— START Task inputs —

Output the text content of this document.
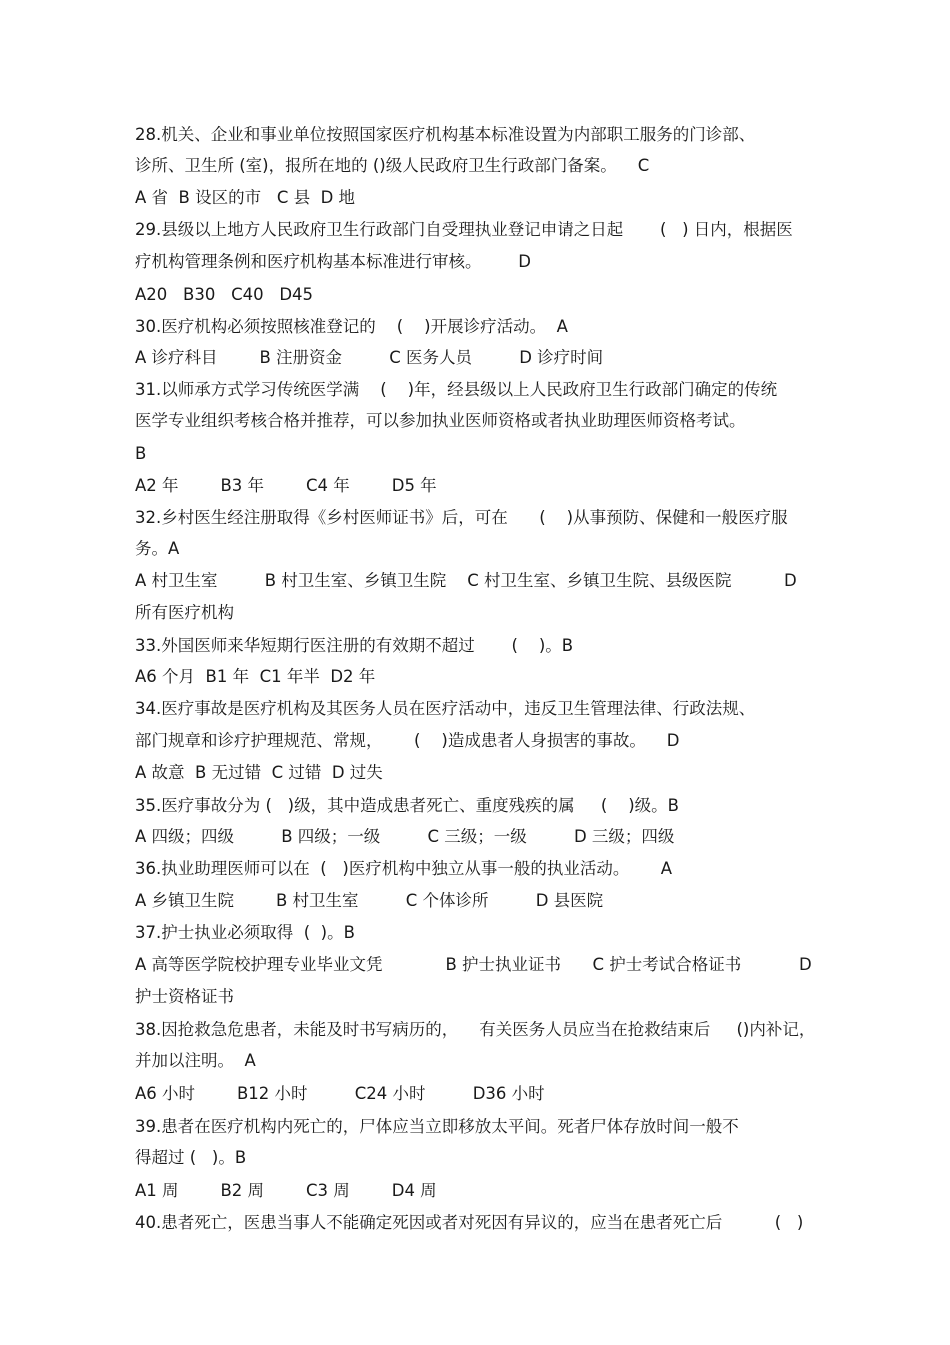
28.机关、企业和事业单位按照国家医疗机构基本标准设置为内部职工服务的门诊部、
诊所、卫生所 (室)，报所在地的 ()级人民政府卫生行政部门备案。    C
A 省  B 设区的市   C 县  D 地
29.县级以上地方人民政府卫生行政部门自受理执业登记申请之日起       (   ) 日内，根据医
疗机构管理条例和医疗机构基本标准进行审核。       D
A20   B30   C40   D45
30.医疗机构必须按照核准登记的    (    )开展诊疗活动。  A
A 诊疗科目        B 注册资金         C 医务人员         D 诊疗时间
31.以师承方式学习传统医学满    (    )年，经县级以上人民政府卫生行政部门确定的传统
医学专业组织考核合格并推荐，可以参加执业医师资格或者执业助理医师资格考试。
B
A2 年        B3 年        C4 年        D5 年
32.乡村医生经注册取得《乡村医师证书》后，可在      (    )从事预防、保健和一般医疗服
务。A
A 村卫生室         B 村卫生室、乡镇卫生院    C 村卫生室、乡镇卫生院、县级医院          D
所有医疗机构
33.外国医师来华短期行医注册的有效期不超过       (    )。B
A6 个月  B1 年  C1 年半  D2 年
34.医疗事故是医疗机构及其医务人员在医疗活动中，违反卫生管理法律、行政法规、
部门规章和诊疗护理规范、常规，      (    )造成患者人身损害的事故。    D
A 故意  B 无过错  C 过错  D 过失
35.医疗事故分为 (   )级，其中造成患者死亡、重度残疾的属     (    )级。B
A 四级；四级         B 四级；一级         C 三级；一级         D 三级；四级
36.执业助理医师可以在  (   )医疗机构中独立从事一般的执业活动。      A
A 乡镇卫生院        B 村卫生室         C 个体诊所         D 县医院
37.护士执业必须取得  (  )。B
A 高等医学院校护理专业毕业文凭            B 护士执业证书      C 护士考试合格证书           D
护士资格证书
38.因抢救急危患者，未能及时书写病历的，    有关医务人员应当在抢救结束后     ()内补记，
并加以注明。  A
A6 小时        B12 小时         C24 小时         D36 小时
39.患者在医疗机构内死亡的，尸体应当立即移放太平间。死者尸体存放时间一般不
得超过 (   )。B
A1 周        B2 周        C3 周        D4 周
40.患者死亡，医患当事人不能确定死因或者对死因有异议的，应当在患者死亡后          (   )
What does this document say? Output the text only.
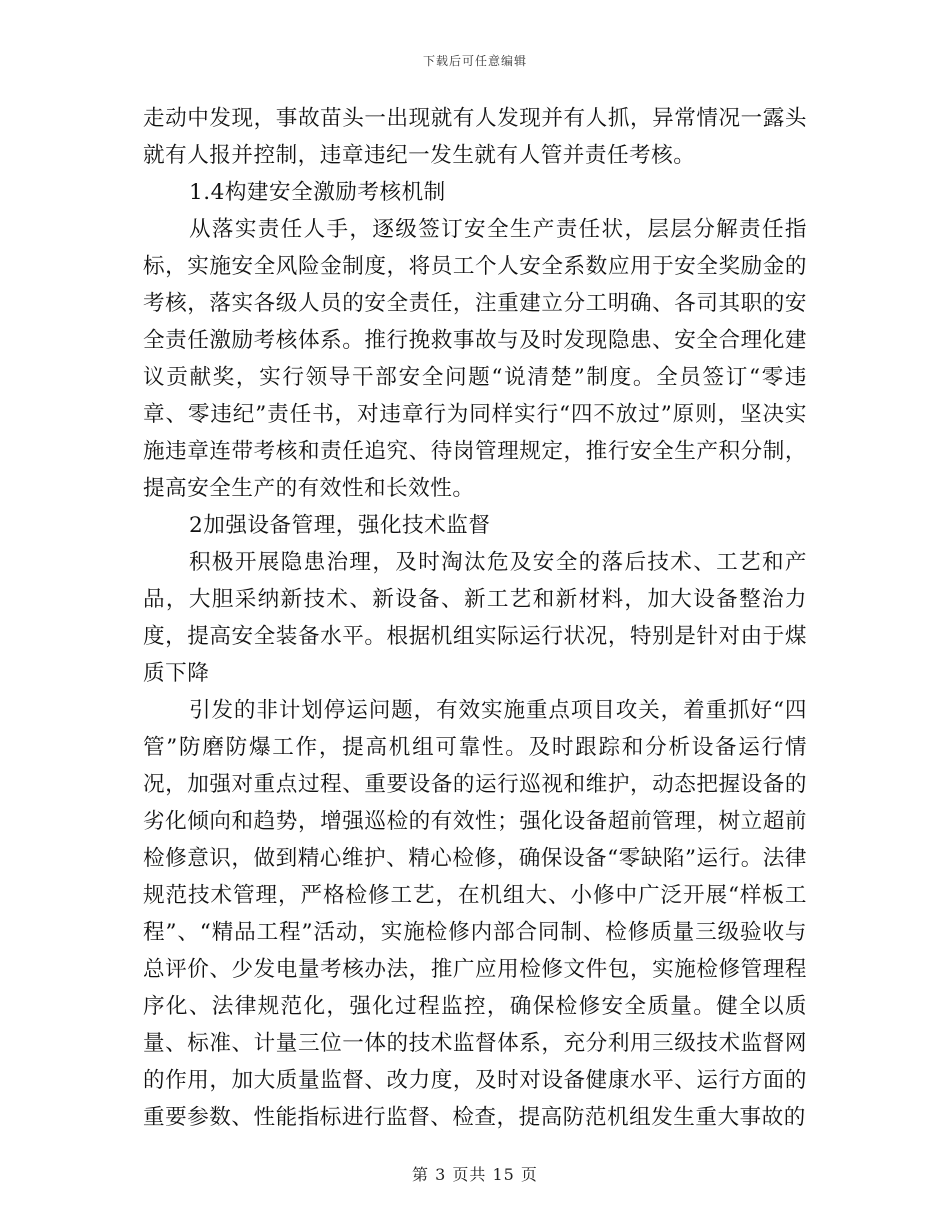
下载后可任意编辑

走动中发现，事故苗头一出现就有人发现并有人抓，异常情况一露头就有人报并控制，违章违纪一发生就有人管并责任考核。

1.4构建安全激励考核机制

从落实责任人手，逐级签订安全生产责任状，层层分解责任指标，实施安全风险金制度，将员工个人安全系数应用于安全奖励金的考核，落实各级人员的安全责任，注重建立分工明确、各司其职的安全责任激励考核体系。推行挽救事故与及时发现隐患、安全合理化建议贡献奖，实行领导干部安全问题“说清楚”制度。全员签订“零违章、零违纪”责任书，对违章行为同样实行“四不放过”原则，坚决实施违章连带考核和责任追究、待岗管理规定，推行安全生产积分制，提高安全生产的有效性和长效性。

2加强设备管理，强化技术监督

积极开展隐患治理，及时淘汰危及安全的落后技术、工艺和产品，大胆采纳新技术、新设备、新工艺和新材料，加大设备整治力度，提高安全装备水平。根据机组实际运行状况，特别是针对由于煤质下降

引发的非计划停运问题，有效实施重点项目攻关，着重抓好“四管”防磨防爆工作，提高机组可靠性。及时跟踪和分析设备运行情况，加强对重点过程、重要设备的运行巡视和维护，动态把握设备的劣化倾向和趋势，增强巡检的有效性；强化设备超前管理，树立超前检修意识，做到精心维护、精心检修，确保设备“零缺陷”运行。法律规范技术管理，严格检修工艺，在机组大、小修中广泛开展“样板工程”、“精品工程”活动，实施检修内部合同制、检修质量三级验收与总评价、少发电量考核办法，推广应用检修文件包，实施检修管理程序化、法律规范化，强化过程监控，确保检修安全质量。健全以质量、标准、计量三位一体的技术监督体系，充分利用三级技术监督网的作用，加大质量监督、改力度，及时对设备健康水平、运行方面的重要参数、性能指标进行监督、检查，提高防范机组发生重大事故的

第 3 页共 15 页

— END Task inputs —

Give all the entries again exactly, dropping each picture.

### Result of this exercise
Output the text content of this document.
28.机关、企业和事业单位按照国家医疗机构基本标准设置为内部职工服务的门诊部、
诊所、卫生所 (室)，报所在地的 ()级人民政府卫生行政部门备案。    C
A 省  B 设区的市   C 县  D 地
29.县级以上地方人民政府卫生行政部门自受理执业登记申请之日起       (   ) 日内，根据医
疗机构管理条例和医疗机构基本标准进行审核。       D
A20   B30   C40   D45
30.医疗机构必须按照核准登记的    (    )开展诊疗活动。  A
A 诊疗科目        B 注册资金         C 医务人员         D 诊疗时间
31.以师承方式学习传统医学满    (    )年，经县级以上人民政府卫生行政部门确定的传统
医学专业组织考核合格并推荐，可以参加执业医师资格或者执业助理医师资格考试。
B
A2 年        B3 年        C4 年        D5 年
32.乡村医生经注册取得《乡村医师证书》后，可在      (    )从事预防、保健和一般医疗服
务。A
A 村卫生室         B 村卫生室、乡镇卫生院    C 村卫生室、乡镇卫生院、县级医院          D
所有医疗机构
33.外国医师来华短期行医注册的有效期不超过       (    )。B
A6 个月  B1 年  C1 年半  D2 年
34.医疗事故是医疗机构及其医务人员在医疗活动中，违反卫生管理法律、行政法规、
部门规章和诊疗护理规范、常规，      (    )造成患者人身损害的事故。    D
A 故意  B 无过错  C 过错  D 过失
35.医疗事故分为 (   )级，其中造成患者死亡、重度残疾的属     (    )级。B
A 四级；四级         B 四级；一级         C 三级；一级         D 三级；四级
36.执业助理医师可以在  (   )医疗机构中独立从事一般的执业活动。      A
A 乡镇卫生院        B 村卫生室         C 个体诊所         D 县医院
37.护士执业必须取得  (  )。B
A 高等医学院校护理专业毕业文凭            B 护士执业证书      C 护士考试合格证书           D
护士资格证书
38.因抢救急危患者，未能及时书写病历的，    有关医务人员应当在抢救结束后     ()内补记，
并加以注明。  A
A6 小时        B12 小时         C24 小时         D36 小时
39.患者在医疗机构内死亡的，尸体应当立即移放太平间。死者尸体存放时间一般不
得超过 (   )。B
A1 周        B2 周        C3 周        D4 周
40.患者死亡，医患当事人不能确定死因或者对死因有异议的，应当在患者死亡后          (   )
What does this document say? Output the text only.
下载后可任意编辑

走动中发现，事故苗头一出现就有人发现并有人抓，异常情况一露头就有人报并控制，违章违纪一发生就有人管并责任考核。

1.4构建安全激励考核机制

从落实责任人手，逐级签订安全生产责任状，层层分解责任指标，实施安全风险金制度，将员工个人安全系数应用于安全奖励金的考核，落实各级人员的安全责任，注重建立分工明确、各司其职的安全责任激励考核体系。推行挽救事故与及时发现隐患、安全合理化建议贡献奖，实行领导干部安全问题“说清楚”制度。全员签订“零违章、零违纪”责任书，对违章行为同样实行“四不放过”原则，坚决实施违章连带考核和责任追究、待岗管理规定，推行安全生产积分制，提高安全生产的有效性和长效性。

2加强设备管理，强化技术监督

积极开展隐患治理，及时淘汰危及安全的落后技术、工艺和产品，大胆采纳新技术、新设备、新工艺和新材料，加大设备整治力度，提高安全装备水平。根据机组实际运行状况，特别是针对由于煤质下降

引发的非计划停运问题，有效实施重点项目攻关，着重抓好“四管”防磨防爆工作，提高机组可靠性。及时跟踪和分析设备运行情况，加强对重点过程、重要设备的运行巡视和维护，动态把握设备的劣化倾向和趋势，增强巡检的有效性；强化设备超前管理，树立超前检修意识，做到精心维护、精心检修，确保设备“零缺陷”运行。法律规范技术管理，严格检修工艺，在机组大、小修中广泛开展“样板工程”、“精品工程”活动，实施检修内部合同制、检修质量三级验收与总评价、少发电量考核办法，推广应用检修文件包，实施检修管理程序化、法律规范化，强化过程监控，确保检修安全质量。健全以质量、标准、计量三位一体的技术监督体系，充分利用三级技术监督网的作用，加大质量监督、改力度，及时对设备健康水平、运行方面的重要参数、性能指标进行监督、检查，提高防范机组发生重大事故的

第 3 页共 15 页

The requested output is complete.